## THE EXERCISE:
Spot every line with the word "color" and return it.

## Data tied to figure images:
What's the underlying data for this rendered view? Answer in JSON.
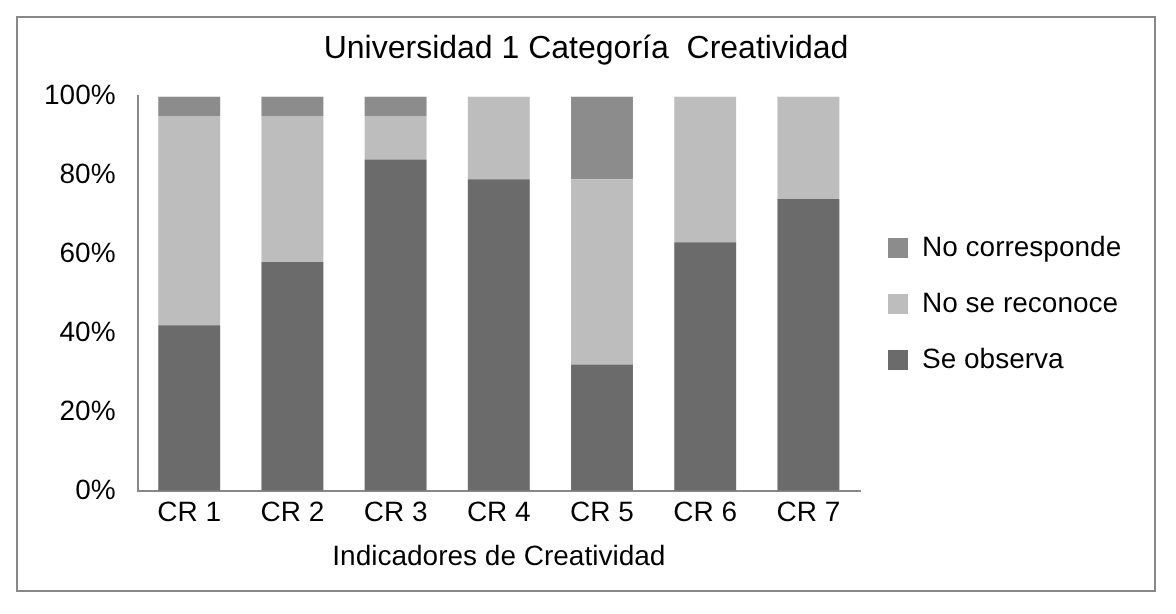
{
  "chart_data": {
    "type": "bar",
    "stacked": true,
    "title": "Universidad 1 Categoría  Creatividad",
    "xlabel": "Indicadores de Creatividad",
    "categories": [
      "CR 1",
      "CR 2",
      "CR 3",
      "CR 4",
      "CR 5",
      "CR 6",
      "CR 7"
    ],
    "series": [
      {
        "name": "Se observa",
        "color": "#6b6b6b",
        "values": [
          42,
          58,
          84,
          79,
          32,
          63,
          74
        ]
      },
      {
        "name": "No se reconoce",
        "color": "#bdbdbd",
        "values": [
          53,
          37,
          11,
          21,
          47,
          37,
          26
        ]
      },
      {
        "name": "No corresponde",
        "color": "#8c8c8c",
        "values": [
          5,
          5,
          5,
          0,
          21,
          0,
          0
        ]
      }
    ],
    "ylim": [
      0,
      100
    ],
    "yticks": [
      {
        "value": 0,
        "label": "0%"
      },
      {
        "value": 20,
        "label": "20%"
      },
      {
        "value": 40,
        "label": "40%"
      },
      {
        "value": 60,
        "label": "60%"
      },
      {
        "value": 80,
        "label": "80%"
      },
      {
        "value": 100,
        "label": "100%"
      }
    ],
    "grid": false,
    "legend": "right"
  }
}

## SOLUTION BELOW:
        "color": "#6b6b6b",
        "color": "#bdbdbd",
        "color": "#8c8c8c",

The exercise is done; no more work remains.